SET TASK:
Please output the lines shown below exactly as they appear.
☆ ☆ ☆ ☆ ☆ ☆ ☆
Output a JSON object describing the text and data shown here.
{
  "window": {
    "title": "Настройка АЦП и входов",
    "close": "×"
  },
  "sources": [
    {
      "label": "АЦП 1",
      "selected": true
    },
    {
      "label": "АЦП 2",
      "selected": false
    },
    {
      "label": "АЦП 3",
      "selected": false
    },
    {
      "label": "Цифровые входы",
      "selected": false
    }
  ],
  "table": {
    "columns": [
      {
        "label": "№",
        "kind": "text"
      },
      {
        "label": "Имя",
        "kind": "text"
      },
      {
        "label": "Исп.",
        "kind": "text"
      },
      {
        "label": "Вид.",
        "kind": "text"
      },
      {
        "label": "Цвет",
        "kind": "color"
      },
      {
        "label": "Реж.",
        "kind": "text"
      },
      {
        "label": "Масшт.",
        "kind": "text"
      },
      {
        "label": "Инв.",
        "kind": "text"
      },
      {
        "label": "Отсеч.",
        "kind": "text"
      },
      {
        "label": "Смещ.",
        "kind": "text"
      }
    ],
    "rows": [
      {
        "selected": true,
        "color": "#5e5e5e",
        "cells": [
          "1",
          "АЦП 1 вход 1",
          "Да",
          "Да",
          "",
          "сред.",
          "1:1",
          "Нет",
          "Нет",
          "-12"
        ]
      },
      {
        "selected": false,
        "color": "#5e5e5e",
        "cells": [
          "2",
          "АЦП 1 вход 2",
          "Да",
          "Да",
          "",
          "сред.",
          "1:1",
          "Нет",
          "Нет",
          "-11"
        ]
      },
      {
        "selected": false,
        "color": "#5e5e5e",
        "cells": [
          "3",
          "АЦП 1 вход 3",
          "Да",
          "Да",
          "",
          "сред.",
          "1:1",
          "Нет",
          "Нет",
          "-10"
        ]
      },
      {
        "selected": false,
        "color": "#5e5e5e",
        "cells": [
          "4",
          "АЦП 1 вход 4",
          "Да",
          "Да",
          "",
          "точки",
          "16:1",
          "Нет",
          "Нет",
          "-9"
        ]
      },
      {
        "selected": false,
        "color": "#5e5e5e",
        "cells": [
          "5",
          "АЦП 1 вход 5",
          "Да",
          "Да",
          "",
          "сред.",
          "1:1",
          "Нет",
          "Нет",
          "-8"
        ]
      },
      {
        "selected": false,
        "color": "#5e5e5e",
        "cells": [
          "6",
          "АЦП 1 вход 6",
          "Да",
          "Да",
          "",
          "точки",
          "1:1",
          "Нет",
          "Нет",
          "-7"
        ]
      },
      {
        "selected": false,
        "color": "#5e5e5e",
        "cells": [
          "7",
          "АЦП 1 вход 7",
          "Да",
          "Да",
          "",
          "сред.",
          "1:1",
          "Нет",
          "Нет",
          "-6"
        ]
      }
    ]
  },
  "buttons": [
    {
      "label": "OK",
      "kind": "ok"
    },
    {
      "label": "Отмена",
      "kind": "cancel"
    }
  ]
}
☆ ☆ ☆ ☆ ☆ ☆ ☆
RESPONSE:
Output a JSON object describing the text and data shown here.
{
  "window": {
    "title": "Настройка АЦП и входов",
    "close": "×"
  },
  "sources": [
    {
      "label": "АЦП 1",
      "selected": true
    },
    {
      "label": "АЦП 2",
      "selected": false
    },
    {
      "label": "АЦП 3",
      "selected": false
    },
    {
      "label": "Цифровые входы",
      "selected": false
    }
  ],
  "table": {
    "columns": [
      {
        "label": "№",
        "kind": "text"
      },
      {
        "label": "Имя",
        "kind": "text"
      },
      {
        "label": "Исп.",
        "kind": "text"
      },
      {
        "label": "Вид.",
        "kind": "text"
      },
      {
        "label": "Цвет",
        "kind": "color"
      },
      {
        "label": "Реж.",
        "kind": "text"
      },
      {
        "label": "Масшт.",
        "kind": "text"
      },
      {
        "label": "Инв.",
        "kind": "text"
      },
      {
        "label": "Отсеч.",
        "kind": "text"
      },
      {
        "label": "Смещ.",
        "kind": "text"
      }
    ],
    "rows": [
      {
        "selected": true,
        "color": "#5e5e5e",
        "cells": [
          "1",
          "АЦП 1 вход 1",
          "Да",
          "Да",
          "",
          "сред.",
          "1:1",
          "Нет",
          "Нет",
          "-12"
        ]
      },
      {
        "selected": false,
        "color": "#5e5e5e",
        "cells": [
          "2",
          "АЦП 1 вход 2",
          "Да",
          "Да",
          "",
          "сред.",
          "1:1",
          "Нет",
          "Нет",
          "-11"
        ]
      },
      {
        "selected": false,
        "color": "#5e5e5e",
        "cells": [
          "3",
          "АЦП 1 вход 3",
          "Да",
          "Да",
          "",
          "сред.",
          "1:1",
          "Нет",
          "Нет",
          "-10"
        ]
      },
      {
        "selected": false,
        "color": "#5e5e5e",
        "cells": [
          "4",
          "АЦП 1 вход 4",
          "Да",
          "Да",
          "",
          "точки",
          "16:1",
          "Нет",
          "Нет",
          "-9"
        ]
      },
      {
        "selected": false,
        "color": "#5e5e5e",
        "cells": [
          "5",
          "АЦП 1 вход 5",
          "Да",
          "Да",
          "",
          "сред.",
          "1:1",
          "Нет",
          "Нет",
          "-8"
        ]
      },
      {
        "selected": false,
        "color": "#5e5e5e",
        "cells": [
          "6",
          "АЦП 1 вход 6",
          "Да",
          "Да",
          "",
          "точки",
          "1:1",
          "Нет",
          "Нет",
          "-7"
        ]
      },
      {
        "selected": false,
        "color": "#5e5e5e",
        "cells": [
          "7",
          "АЦП 1 вход 7",
          "Да",
          "Да",
          "",
          "сред.",
          "1:1",
          "Нет",
          "Нет",
          "-6"
        ]
      }
    ]
  },
  "buttons": [
    {
      "label": "OK",
      "kind": "ok"
    },
    {
      "label": "Отмена",
      "kind": "cancel"
    }
  ]
}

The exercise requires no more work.